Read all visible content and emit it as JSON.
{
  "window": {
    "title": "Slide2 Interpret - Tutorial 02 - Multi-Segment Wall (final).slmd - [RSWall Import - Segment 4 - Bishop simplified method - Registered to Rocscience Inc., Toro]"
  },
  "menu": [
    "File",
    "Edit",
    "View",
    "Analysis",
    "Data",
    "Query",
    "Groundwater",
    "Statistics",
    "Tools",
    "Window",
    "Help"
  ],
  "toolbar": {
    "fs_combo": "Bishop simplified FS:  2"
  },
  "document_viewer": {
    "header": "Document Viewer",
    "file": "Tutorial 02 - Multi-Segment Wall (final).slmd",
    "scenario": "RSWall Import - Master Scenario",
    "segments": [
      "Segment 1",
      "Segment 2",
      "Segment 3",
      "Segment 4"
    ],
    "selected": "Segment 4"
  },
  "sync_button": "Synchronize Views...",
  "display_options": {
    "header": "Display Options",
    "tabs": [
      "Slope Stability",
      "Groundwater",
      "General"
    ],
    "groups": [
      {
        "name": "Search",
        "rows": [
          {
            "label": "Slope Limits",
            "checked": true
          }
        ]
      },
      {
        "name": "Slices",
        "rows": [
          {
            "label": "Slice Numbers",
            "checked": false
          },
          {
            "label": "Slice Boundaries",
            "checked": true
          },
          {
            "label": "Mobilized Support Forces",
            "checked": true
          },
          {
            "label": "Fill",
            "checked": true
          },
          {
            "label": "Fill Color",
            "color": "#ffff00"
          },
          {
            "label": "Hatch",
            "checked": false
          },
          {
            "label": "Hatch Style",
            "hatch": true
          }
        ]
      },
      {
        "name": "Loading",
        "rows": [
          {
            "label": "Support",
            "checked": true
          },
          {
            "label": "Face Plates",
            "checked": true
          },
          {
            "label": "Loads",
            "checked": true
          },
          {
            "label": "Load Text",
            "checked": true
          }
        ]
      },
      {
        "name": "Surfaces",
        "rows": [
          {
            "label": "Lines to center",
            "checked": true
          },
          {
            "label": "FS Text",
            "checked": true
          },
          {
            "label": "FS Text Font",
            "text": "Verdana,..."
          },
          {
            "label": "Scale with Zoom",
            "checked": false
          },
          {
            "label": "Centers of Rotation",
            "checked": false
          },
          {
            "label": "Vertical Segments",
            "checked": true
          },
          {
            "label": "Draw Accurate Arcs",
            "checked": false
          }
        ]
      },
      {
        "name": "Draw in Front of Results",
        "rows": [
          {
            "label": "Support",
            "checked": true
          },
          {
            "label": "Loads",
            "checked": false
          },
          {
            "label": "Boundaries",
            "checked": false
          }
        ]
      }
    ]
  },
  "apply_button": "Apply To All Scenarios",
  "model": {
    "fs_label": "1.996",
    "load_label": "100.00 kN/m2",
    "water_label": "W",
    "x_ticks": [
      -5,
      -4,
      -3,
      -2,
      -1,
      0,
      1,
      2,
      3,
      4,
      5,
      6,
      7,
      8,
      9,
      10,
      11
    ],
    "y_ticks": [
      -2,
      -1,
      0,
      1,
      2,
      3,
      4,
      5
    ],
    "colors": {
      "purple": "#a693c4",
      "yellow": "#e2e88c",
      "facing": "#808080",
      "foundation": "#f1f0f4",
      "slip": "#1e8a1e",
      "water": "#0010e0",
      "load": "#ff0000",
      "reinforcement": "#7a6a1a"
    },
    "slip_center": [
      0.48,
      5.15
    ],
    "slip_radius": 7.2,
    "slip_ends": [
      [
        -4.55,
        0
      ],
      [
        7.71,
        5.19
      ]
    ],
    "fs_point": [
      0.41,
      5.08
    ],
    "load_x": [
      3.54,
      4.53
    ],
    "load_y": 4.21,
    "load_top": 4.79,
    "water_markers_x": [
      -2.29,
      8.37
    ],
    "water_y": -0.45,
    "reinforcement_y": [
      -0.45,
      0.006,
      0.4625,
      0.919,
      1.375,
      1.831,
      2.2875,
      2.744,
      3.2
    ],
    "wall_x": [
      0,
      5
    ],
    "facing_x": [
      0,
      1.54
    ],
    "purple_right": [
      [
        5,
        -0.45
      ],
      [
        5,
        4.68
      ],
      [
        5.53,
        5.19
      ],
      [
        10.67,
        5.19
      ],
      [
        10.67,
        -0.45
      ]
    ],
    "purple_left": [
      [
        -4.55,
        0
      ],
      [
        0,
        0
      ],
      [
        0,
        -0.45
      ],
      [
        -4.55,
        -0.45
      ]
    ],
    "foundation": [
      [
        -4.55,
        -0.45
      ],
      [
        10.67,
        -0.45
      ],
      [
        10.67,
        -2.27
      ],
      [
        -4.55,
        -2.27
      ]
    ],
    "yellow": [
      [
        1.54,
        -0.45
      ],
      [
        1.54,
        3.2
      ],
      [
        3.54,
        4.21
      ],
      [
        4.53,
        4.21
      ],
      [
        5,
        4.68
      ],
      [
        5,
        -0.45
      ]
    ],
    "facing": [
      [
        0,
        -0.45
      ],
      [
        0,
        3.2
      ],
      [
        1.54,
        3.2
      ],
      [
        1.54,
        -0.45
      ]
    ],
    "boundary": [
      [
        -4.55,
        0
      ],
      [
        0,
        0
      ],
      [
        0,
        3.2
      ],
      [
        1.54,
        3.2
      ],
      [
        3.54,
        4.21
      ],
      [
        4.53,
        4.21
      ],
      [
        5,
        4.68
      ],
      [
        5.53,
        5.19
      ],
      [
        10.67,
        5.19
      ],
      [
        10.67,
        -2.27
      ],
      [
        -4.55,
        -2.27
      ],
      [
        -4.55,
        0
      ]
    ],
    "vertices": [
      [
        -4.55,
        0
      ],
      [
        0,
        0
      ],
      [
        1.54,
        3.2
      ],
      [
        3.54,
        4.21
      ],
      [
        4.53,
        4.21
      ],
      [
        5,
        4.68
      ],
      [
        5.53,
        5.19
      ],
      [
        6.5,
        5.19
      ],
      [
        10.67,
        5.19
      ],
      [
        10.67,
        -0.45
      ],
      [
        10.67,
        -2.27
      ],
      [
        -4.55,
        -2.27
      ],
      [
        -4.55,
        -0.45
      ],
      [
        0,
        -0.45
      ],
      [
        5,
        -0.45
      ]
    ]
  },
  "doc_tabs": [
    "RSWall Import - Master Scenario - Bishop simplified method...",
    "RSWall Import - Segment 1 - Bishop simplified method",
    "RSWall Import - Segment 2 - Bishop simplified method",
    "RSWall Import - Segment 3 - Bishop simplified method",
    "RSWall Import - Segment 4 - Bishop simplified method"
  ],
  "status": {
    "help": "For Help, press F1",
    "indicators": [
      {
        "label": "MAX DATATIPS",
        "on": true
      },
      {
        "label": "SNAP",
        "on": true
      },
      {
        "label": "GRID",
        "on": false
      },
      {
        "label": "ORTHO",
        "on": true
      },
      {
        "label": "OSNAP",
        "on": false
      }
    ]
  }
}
+===+
Work to complete
Reproduce the records above exactly.

Result for this exercise
Read all visible content and emit it as JSON.
{
  "window": {
    "title": "Slide2 Interpret - Tutorial 02 - Multi-Segment Wall (final).slmd - [RSWall Import - Segment 4 - Bishop simplified method - Registered to Rocscience Inc., Toro]"
  },
  "menu": [
    "File",
    "Edit",
    "View",
    "Analysis",
    "Data",
    "Query",
    "Groundwater",
    "Statistics",
    "Tools",
    "Window",
    "Help"
  ],
  "toolbar": {
    "fs_combo": "Bishop simplified FS:  2"
  },
  "document_viewer": {
    "header": "Document Viewer",
    "file": "Tutorial 02 - Multi-Segment Wall (final).slmd",
    "scenario": "RSWall Import - Master Scenario",
    "segments": [
      "Segment 1",
      "Segment 2",
      "Segment 3",
      "Segment 4"
    ],
    "selected": "Segment 4"
  },
  "sync_button": "Synchronize Views...",
  "display_options": {
    "header": "Display Options",
    "tabs": [
      "Slope Stability",
      "Groundwater",
      "General"
    ],
    "groups": [
      {
        "name": "Search",
        "rows": [
          {
            "label": "Slope Limits",
            "checked": true
          }
        ]
      },
      {
        "name": "Slices",
        "rows": [
          {
            "label": "Slice Numbers",
            "checked": false
          },
          {
            "label": "Slice Boundaries",
            "checked": true
          },
          {
            "label": "Mobilized Support Forces",
            "checked": true
          },
          {
            "label": "Fill",
            "checked": true
          },
          {
            "label": "Fill Color",
            "color": "#ffff00"
          },
          {
            "label": "Hatch",
            "checked": false
          },
          {
            "label": "Hatch Style",
            "hatch": true
          }
        ]
      },
      {
        "name": "Loading",
        "rows": [
          {
            "label": "Support",
            "checked": true
          },
          {
            "label": "Face Plates",
            "checked": true
          },
          {
            "label": "Loads",
            "checked": true
          },
          {
            "label": "Load Text",
            "checked": true
          }
        ]
      },
      {
        "name": "Surfaces",
        "rows": [
          {
            "label": "Lines to center",
            "checked": true
          },
          {
            "label": "FS Text",
            "checked": true
          },
          {
            "label": "FS Text Font",
            "text": "Verdana,..."
          },
          {
            "label": "Scale with Zoom",
            "checked": false
          },
          {
            "label": "Centers of Rotation",
            "checked": false
          },
          {
            "label": "Vertical Segments",
            "checked": true
          },
          {
            "label": "Draw Accurate Arcs",
            "checked": false
          }
        ]
      },
      {
        "name": "Draw in Front of Results",
        "rows": [
          {
            "label": "Support",
            "checked": true
          },
          {
            "label": "Loads",
            "checked": false
          },
          {
            "label": "Boundaries",
            "checked": false
          }
        ]
      }
    ]
  },
  "apply_button": "Apply To All Scenarios",
  "model": {
    "fs_label": "1.996",
    "load_label": "100.00 kN/m2",
    "water_label": "W",
    "x_ticks": [
      -5,
      -4,
      -3,
      -2,
      -1,
      0,
      1,
      2,
      3,
      4,
      5,
      6,
      7,
      8,
      9,
      10,
      11
    ],
    "y_ticks": [
      -2,
      -1,
      0,
      1,
      2,
      3,
      4,
      5
    ],
    "colors": {
      "purple": "#a693c4",
      "yellow": "#e2e88c",
      "facing": "#808080",
      "foundation": "#f1f0f4",
      "slip": "#1e8a1e",
      "water": "#0010e0",
      "load": "#ff0000",
      "reinforcement": "#7a6a1a"
    },
    "slip_center": [
      0.48,
      5.15
    ],
    "slip_radius": 7.2,
    "slip_ends": [
      [
        -4.55,
        0
      ],
      [
        7.71,
        5.19
      ]
    ],
    "fs_point": [
      0.41,
      5.08
    ],
    "load_x": [
      3.54,
      4.53
    ],
    "load_y": 4.21,
    "load_top": 4.79,
    "water_markers_x": [
      -2.29,
      8.37
    ],
    "water_y": -0.45,
    "reinforcement_y": [
      -0.45,
      0.006,
      0.4625,
      0.919,
      1.375,
      1.831,
      2.2875,
      2.744,
      3.2
    ],
    "wall_x": [
      0,
      5
    ],
    "facing_x": [
      0,
      1.54
    ],
    "purple_right": [
      [
        5,
        -0.45
      ],
      [
        5,
        4.68
      ],
      [
        5.53,
        5.19
      ],
      [
        10.67,
        5.19
      ],
      [
        10.67,
        -0.45
      ]
    ],
    "purple_left": [
      [
        -4.55,
        0
      ],
      [
        0,
        0
      ],
      [
        0,
        -0.45
      ],
      [
        -4.55,
        -0.45
      ]
    ],
    "foundation": [
      [
        -4.55,
        -0.45
      ],
      [
        10.67,
        -0.45
      ],
      [
        10.67,
        -2.27
      ],
      [
        -4.55,
        -2.27
      ]
    ],
    "yellow": [
      [
        1.54,
        -0.45
      ],
      [
        1.54,
        3.2
      ],
      [
        3.54,
        4.21
      ],
      [
        4.53,
        4.21
      ],
      [
        5,
        4.68
      ],
      [
        5,
        -0.45
      ]
    ],
    "facing": [
      [
        0,
        -0.45
      ],
      [
        0,
        3.2
      ],
      [
        1.54,
        3.2
      ],
      [
        1.54,
        -0.45
      ]
    ],
    "boundary": [
      [
        -4.55,
        0
      ],
      [
        0,
        0
      ],
      [
        0,
        3.2
      ],
      [
        1.54,
        3.2
      ],
      [
        3.54,
        4.21
      ],
      [
        4.53,
        4.21
      ],
      [
        5,
        4.68
      ],
      [
        5.53,
        5.19
      ],
      [
        10.67,
        5.19
      ],
      [
        10.67,
        -2.27
      ],
      [
        -4.55,
        -2.27
      ],
      [
        -4.55,
        0
      ]
    ],
    "vertices": [
      [
        -4.55,
        0
      ],
      [
        0,
        0
      ],
      [
        1.54,
        3.2
      ],
      [
        3.54,
        4.21
      ],
      [
        4.53,
        4.21
      ],
      [
        5,
        4.68
      ],
      [
        5.53,
        5.19
      ],
      [
        6.5,
        5.19
      ],
      [
        10.67,
        5.19
      ],
      [
        10.67,
        -0.45
      ],
      [
        10.67,
        -2.27
      ],
      [
        -4.55,
        -2.27
      ],
      [
        -4.55,
        -0.45
      ],
      [
        0,
        -0.45
      ],
      [
        5,
        -0.45
      ]
    ]
  },
  "doc_tabs": [
    "RSWall Import - Master Scenario - Bishop simplified method...",
    "RSWall Import - Segment 1 - Bishop simplified method",
    "RSWall Import - Segment 2 - Bishop simplified method",
    "RSWall Import - Segment 3 - Bishop simplified method",
    "RSWall Import - Segment 4 - Bishop simplified method"
  ],
  "status": {
    "help": "For Help, press F1",
    "indicators": [
      {
        "label": "MAX DATATIPS",
        "on": true
      },
      {
        "label": "SNAP",
        "on": true
      },
      {
        "label": "GRID",
        "on": false
      },
      {
        "label": "ORTHO",
        "on": true
      },
      {
        "label": "OSNAP",
        "on": false
      }
    ]
  }
}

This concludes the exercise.